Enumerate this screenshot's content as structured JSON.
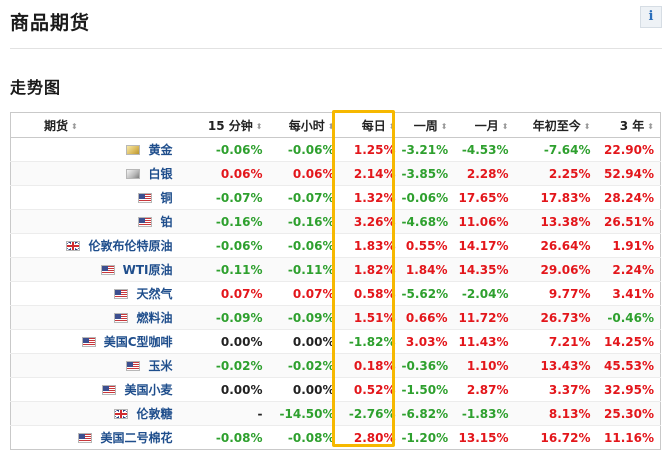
{
  "page": {
    "title": "商品期货",
    "info_label": "i"
  },
  "section": {
    "title": "走势图"
  },
  "colors": {
    "positive": "#e3161b",
    "negative": "#2ea02e",
    "link": "#1f4e8c",
    "highlight": "#f6b800"
  },
  "table": {
    "headers": [
      "期货",
      "15 分钟",
      "每小时",
      "每日",
      "一周",
      "一月",
      "年初至今",
      "3 年"
    ],
    "sort_icon": "⬍",
    "highlighted_column": "每日",
    "rows": [
      {
        "flag": "gold",
        "name": "黄金",
        "values": [
          "-0.06%",
          "-0.06%",
          "1.25%",
          "-3.21%",
          "-4.53%",
          "-7.64%",
          "22.90%"
        ]
      },
      {
        "flag": "silver",
        "name": "白银",
        "values": [
          "0.06%",
          "0.06%",
          "2.14%",
          "-3.85%",
          "2.28%",
          "2.25%",
          "52.94%"
        ]
      },
      {
        "flag": "us",
        "name": "铜",
        "values": [
          "-0.07%",
          "-0.07%",
          "1.32%",
          "-0.06%",
          "17.65%",
          "17.83%",
          "28.24%"
        ]
      },
      {
        "flag": "us",
        "name": "铂",
        "values": [
          "-0.16%",
          "-0.16%",
          "3.26%",
          "-4.68%",
          "11.06%",
          "13.38%",
          "26.51%"
        ]
      },
      {
        "flag": "uk",
        "name": "伦敦布伦特原油",
        "values": [
          "-0.06%",
          "-0.06%",
          "1.83%",
          "0.55%",
          "14.17%",
          "26.64%",
          "1.91%"
        ]
      },
      {
        "flag": "us",
        "name": "WTI原油",
        "values": [
          "-0.11%",
          "-0.11%",
          "1.82%",
          "1.84%",
          "14.35%",
          "29.06%",
          "2.24%"
        ]
      },
      {
        "flag": "us",
        "name": "天然气",
        "values": [
          "0.07%",
          "0.07%",
          "0.58%",
          "-5.62%",
          "-2.04%",
          "9.77%",
          "3.41%"
        ]
      },
      {
        "flag": "us",
        "name": "燃料油",
        "values": [
          "-0.09%",
          "-0.09%",
          "1.51%",
          "0.66%",
          "11.72%",
          "26.73%",
          "-0.46%"
        ]
      },
      {
        "flag": "us",
        "name": "美国C型咖啡",
        "values": [
          "0.00%",
          "0.00%",
          "-1.82%",
          "3.03%",
          "11.43%",
          "7.21%",
          "14.25%"
        ]
      },
      {
        "flag": "us",
        "name": "玉米",
        "values": [
          "-0.02%",
          "-0.02%",
          "0.18%",
          "-0.36%",
          "1.10%",
          "13.43%",
          "45.53%"
        ]
      },
      {
        "flag": "us",
        "name": "美国小麦",
        "values": [
          "0.00%",
          "0.00%",
          "0.52%",
          "-1.50%",
          "2.87%",
          "3.37%",
          "32.95%"
        ]
      },
      {
        "flag": "uk",
        "name": "伦敦糖",
        "values": [
          "-",
          "-14.50%",
          "-2.76%",
          "-6.82%",
          "-1.83%",
          "8.13%",
          "25.30%"
        ]
      },
      {
        "flag": "us",
        "name": "美国二号棉花",
        "values": [
          "-0.08%",
          "-0.08%",
          "2.80%",
          "-1.20%",
          "13.15%",
          "16.72%",
          "11.16%"
        ]
      }
    ]
  }
}
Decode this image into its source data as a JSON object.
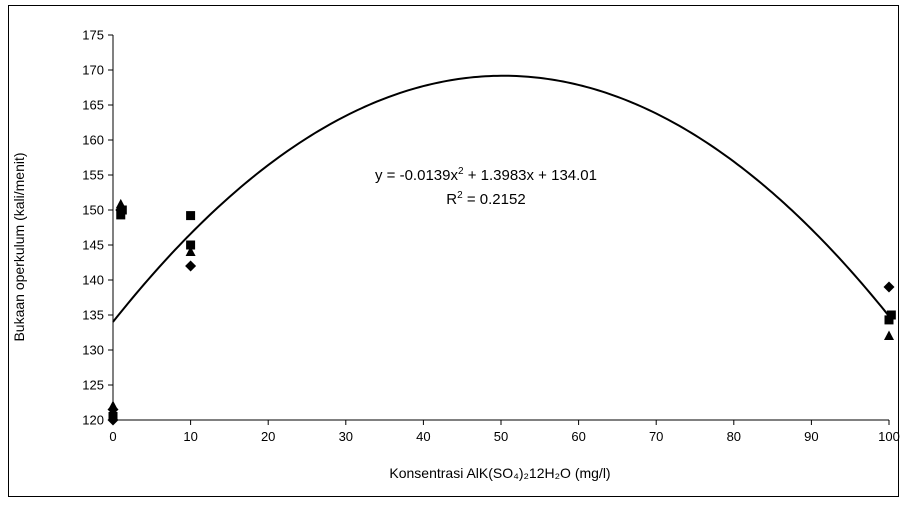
{
  "chart_data": {
    "type": "scatter",
    "title": "",
    "xlabel": "Konsentrasi AlK(SO₄)₂12H₂O (mg/l)",
    "ylabel": "Bukaan operkulum (kali/menit)",
    "xlim": [
      0,
      100
    ],
    "ylim": [
      120,
      175
    ],
    "x_ticks": [
      0,
      10,
      20,
      30,
      40,
      50,
      60,
      70,
      80,
      90,
      100
    ],
    "y_ticks": [
      120,
      125,
      130,
      135,
      140,
      145,
      150,
      155,
      160,
      165,
      170,
      175
    ],
    "grid": false,
    "legend": "none",
    "series": [
      {
        "marker": "diamond",
        "points": [
          {
            "x": 0,
            "y": 120
          },
          {
            "x": 0,
            "y": 121.5
          },
          {
            "x": 1,
            "y": 150
          },
          {
            "x": 10,
            "y": 142
          },
          {
            "x": 100,
            "y": 139
          }
        ]
      },
      {
        "marker": "square",
        "points": [
          {
            "x": 0,
            "y": 120.5
          },
          {
            "x": 1,
            "y": 149.3
          },
          {
            "x": 1.2,
            "y": 150
          },
          {
            "x": 10,
            "y": 149.2
          },
          {
            "x": 10,
            "y": 145
          },
          {
            "x": 100,
            "y": 134.3
          },
          {
            "x": 100.3,
            "y": 135
          }
        ]
      },
      {
        "marker": "triangle",
        "points": [
          {
            "x": 0,
            "y": 122
          },
          {
            "x": 1,
            "y": 150.8
          },
          {
            "x": 10,
            "y": 144
          },
          {
            "x": 100,
            "y": 132
          }
        ]
      }
    ],
    "trendline": {
      "type": "polynomial",
      "coefficients": [
        -0.0139,
        1.3983,
        134.01
      ],
      "x_range": [
        0,
        100
      ],
      "equation_prefix": "y = -0.0139x",
      "equation_exp": "2",
      "equation_suffix": " + 1.3983x + 134.01",
      "r2_prefix": "R",
      "r2_exp": "2",
      "r2_suffix": " = 0.2152"
    }
  }
}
^^^^^^^^^^^^^^^^
REQUIREMENTS> Nothing in the entries should change as you copy them, except that the pictures are left out.

RESULT BELOW>
Enumerate this screenshot's content as structured JSON.
{
  "page": {
    "title": "商品期货",
    "info_label": "i"
  },
  "section": {
    "title": "走势图"
  },
  "colors": {
    "positive": "#e3161b",
    "negative": "#2ea02e",
    "link": "#1f4e8c",
    "highlight": "#f6b800"
  },
  "table": {
    "headers": [
      "期货",
      "15 分钟",
      "每小时",
      "每日",
      "一周",
      "一月",
      "年初至今",
      "3 年"
    ],
    "sort_icon": "⬍",
    "highlighted_column": "每日",
    "rows": [
      {
        "flag": "gold",
        "name": "黄金",
        "values": [
          "-0.06%",
          "-0.06%",
          "1.25%",
          "-3.21%",
          "-4.53%",
          "-7.64%",
          "22.90%"
        ]
      },
      {
        "flag": "silver",
        "name": "白银",
        "values": [
          "0.06%",
          "0.06%",
          "2.14%",
          "-3.85%",
          "2.28%",
          "2.25%",
          "52.94%"
        ]
      },
      {
        "flag": "us",
        "name": "铜",
        "values": [
          "-0.07%",
          "-0.07%",
          "1.32%",
          "-0.06%",
          "17.65%",
          "17.83%",
          "28.24%"
        ]
      },
      {
        "flag": "us",
        "name": "铂",
        "values": [
          "-0.16%",
          "-0.16%",
          "3.26%",
          "-4.68%",
          "11.06%",
          "13.38%",
          "26.51%"
        ]
      },
      {
        "flag": "uk",
        "name": "伦敦布伦特原油",
        "values": [
          "-0.06%",
          "-0.06%",
          "1.83%",
          "0.55%",
          "14.17%",
          "26.64%",
          "1.91%"
        ]
      },
      {
        "flag": "us",
        "name": "WTI原油",
        "values": [
          "-0.11%",
          "-0.11%",
          "1.82%",
          "1.84%",
          "14.35%",
          "29.06%",
          "2.24%"
        ]
      },
      {
        "flag": "us",
        "name": "天然气",
        "values": [
          "0.07%",
          "0.07%",
          "0.58%",
          "-5.62%",
          "-2.04%",
          "9.77%",
          "3.41%"
        ]
      },
      {
        "flag": "us",
        "name": "燃料油",
        "values": [
          "-0.09%",
          "-0.09%",
          "1.51%",
          "0.66%",
          "11.72%",
          "26.73%",
          "-0.46%"
        ]
      },
      {
        "flag": "us",
        "name": "美国C型咖啡",
        "values": [
          "0.00%",
          "0.00%",
          "-1.82%",
          "3.03%",
          "11.43%",
          "7.21%",
          "14.25%"
        ]
      },
      {
        "flag": "us",
        "name": "玉米",
        "values": [
          "-0.02%",
          "-0.02%",
          "0.18%",
          "-0.36%",
          "1.10%",
          "13.43%",
          "45.53%"
        ]
      },
      {
        "flag": "us",
        "name": "美国小麦",
        "values": [
          "0.00%",
          "0.00%",
          "0.52%",
          "-1.50%",
          "2.87%",
          "3.37%",
          "32.95%"
        ]
      },
      {
        "flag": "uk",
        "name": "伦敦糖",
        "values": [
          "-",
          "-14.50%",
          "-2.76%",
          "-6.82%",
          "-1.83%",
          "8.13%",
          "25.30%"
        ]
      },
      {
        "flag": "us",
        "name": "美国二号棉花",
        "values": [
          "-0.08%",
          "-0.08%",
          "2.80%",
          "-1.20%",
          "13.15%",
          "16.72%",
          "11.16%"
        ]
      }
    ]
  }
}
Decode this image into its source data as a JSON object.
{
  "chart_data": {
    "type": "scatter",
    "title": "",
    "xlabel": "Konsentrasi AlK(SO₄)₂12H₂O (mg/l)",
    "ylabel": "Bukaan operkulum (kali/menit)",
    "xlim": [
      0,
      100
    ],
    "ylim": [
      120,
      175
    ],
    "x_ticks": [
      0,
      10,
      20,
      30,
      40,
      50,
      60,
      70,
      80,
      90,
      100
    ],
    "y_ticks": [
      120,
      125,
      130,
      135,
      140,
      145,
      150,
      155,
      160,
      165,
      170,
      175
    ],
    "grid": false,
    "legend": "none",
    "series": [
      {
        "marker": "diamond",
        "points": [
          {
            "x": 0,
            "y": 120
          },
          {
            "x": 0,
            "y": 121.5
          },
          {
            "x": 1,
            "y": 150
          },
          {
            "x": 10,
            "y": 142
          },
          {
            "x": 100,
            "y": 139
          }
        ]
      },
      {
        "marker": "square",
        "points": [
          {
            "x": 0,
            "y": 120.5
          },
          {
            "x": 1,
            "y": 149.3
          },
          {
            "x": 1.2,
            "y": 150
          },
          {
            "x": 10,
            "y": 149.2
          },
          {
            "x": 10,
            "y": 145
          },
          {
            "x": 100,
            "y": 134.3
          },
          {
            "x": 100.3,
            "y": 135
          }
        ]
      },
      {
        "marker": "triangle",
        "points": [
          {
            "x": 0,
            "y": 122
          },
          {
            "x": 1,
            "y": 150.8
          },
          {
            "x": 10,
            "y": 144
          },
          {
            "x": 100,
            "y": 132
          }
        ]
      }
    ],
    "trendline": {
      "type": "polynomial",
      "coefficients": [
        -0.0139,
        1.3983,
        134.01
      ],
      "x_range": [
        0,
        100
      ],
      "equation_prefix": "y = -0.0139x",
      "equation_exp": "2",
      "equation_suffix": " + 1.3983x + 134.01",
      "r2_prefix": "R",
      "r2_exp": "2",
      "r2_suffix": " = 0.2152"
    }
  }
}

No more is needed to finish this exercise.